▶ **Given instruction**: Find each line containing the string "Osteoarthritis". Copy it.

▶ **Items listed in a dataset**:

---------------

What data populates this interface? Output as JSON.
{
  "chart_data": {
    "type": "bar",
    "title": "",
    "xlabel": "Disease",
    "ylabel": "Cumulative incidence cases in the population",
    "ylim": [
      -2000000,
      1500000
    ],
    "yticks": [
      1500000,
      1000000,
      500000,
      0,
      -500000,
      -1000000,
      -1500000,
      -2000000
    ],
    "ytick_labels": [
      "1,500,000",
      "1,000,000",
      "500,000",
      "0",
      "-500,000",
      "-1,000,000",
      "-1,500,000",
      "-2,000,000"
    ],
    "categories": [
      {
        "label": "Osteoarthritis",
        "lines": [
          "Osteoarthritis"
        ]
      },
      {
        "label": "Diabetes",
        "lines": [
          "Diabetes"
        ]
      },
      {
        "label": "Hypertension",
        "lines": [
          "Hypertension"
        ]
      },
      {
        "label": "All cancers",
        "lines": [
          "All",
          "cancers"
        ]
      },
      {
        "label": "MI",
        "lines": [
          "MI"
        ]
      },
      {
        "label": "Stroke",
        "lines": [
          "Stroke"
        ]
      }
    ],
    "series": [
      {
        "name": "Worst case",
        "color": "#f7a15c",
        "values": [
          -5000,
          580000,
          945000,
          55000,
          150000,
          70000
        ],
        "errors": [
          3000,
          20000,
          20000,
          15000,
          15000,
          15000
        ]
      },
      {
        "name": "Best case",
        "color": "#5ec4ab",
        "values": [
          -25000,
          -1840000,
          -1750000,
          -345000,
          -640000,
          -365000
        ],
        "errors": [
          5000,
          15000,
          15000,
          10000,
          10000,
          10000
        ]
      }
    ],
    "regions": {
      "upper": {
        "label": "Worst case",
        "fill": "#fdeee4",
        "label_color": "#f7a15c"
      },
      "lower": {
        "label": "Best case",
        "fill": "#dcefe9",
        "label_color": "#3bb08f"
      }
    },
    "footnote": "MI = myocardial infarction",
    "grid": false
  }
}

---------------

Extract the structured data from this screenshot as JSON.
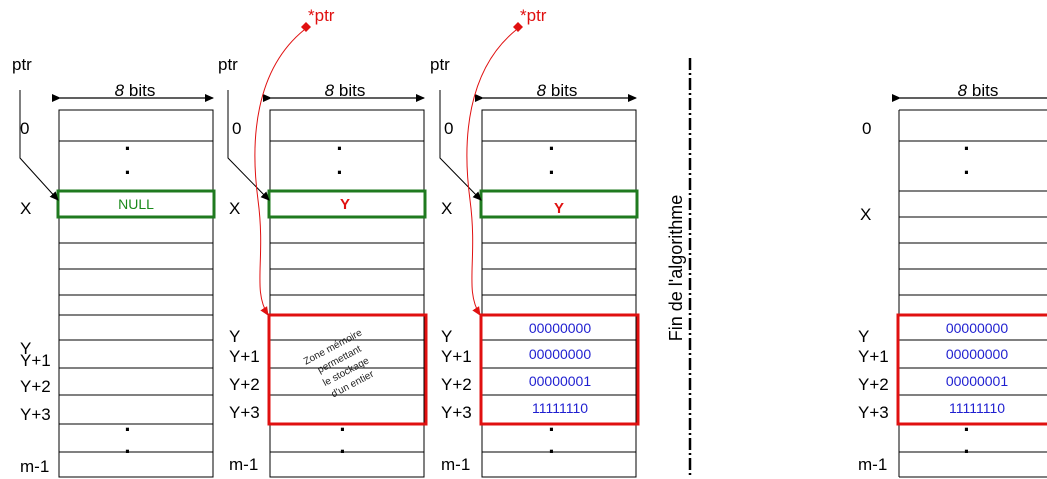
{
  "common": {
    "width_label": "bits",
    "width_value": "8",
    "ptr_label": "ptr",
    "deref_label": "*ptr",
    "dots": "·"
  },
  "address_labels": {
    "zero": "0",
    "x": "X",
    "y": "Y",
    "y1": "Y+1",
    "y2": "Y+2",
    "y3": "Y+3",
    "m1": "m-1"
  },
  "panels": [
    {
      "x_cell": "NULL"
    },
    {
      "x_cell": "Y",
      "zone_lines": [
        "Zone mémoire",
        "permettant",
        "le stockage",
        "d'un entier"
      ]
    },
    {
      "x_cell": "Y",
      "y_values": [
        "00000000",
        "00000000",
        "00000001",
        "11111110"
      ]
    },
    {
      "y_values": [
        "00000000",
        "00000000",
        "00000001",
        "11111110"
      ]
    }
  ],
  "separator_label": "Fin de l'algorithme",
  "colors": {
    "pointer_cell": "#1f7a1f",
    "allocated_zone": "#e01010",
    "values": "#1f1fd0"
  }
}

---------------

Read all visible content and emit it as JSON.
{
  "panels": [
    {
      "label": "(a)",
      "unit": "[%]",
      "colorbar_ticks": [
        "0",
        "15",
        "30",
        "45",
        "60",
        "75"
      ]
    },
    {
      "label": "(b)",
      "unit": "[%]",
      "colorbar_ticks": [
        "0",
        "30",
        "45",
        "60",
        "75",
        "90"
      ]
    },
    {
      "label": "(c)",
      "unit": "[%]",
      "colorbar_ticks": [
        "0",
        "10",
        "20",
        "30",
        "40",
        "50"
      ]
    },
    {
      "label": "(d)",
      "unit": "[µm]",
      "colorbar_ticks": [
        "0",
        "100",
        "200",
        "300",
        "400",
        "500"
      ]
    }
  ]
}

---------------

▶ **The solution**:
        "label": "Osteoarthritis",
          "Osteoarthritis"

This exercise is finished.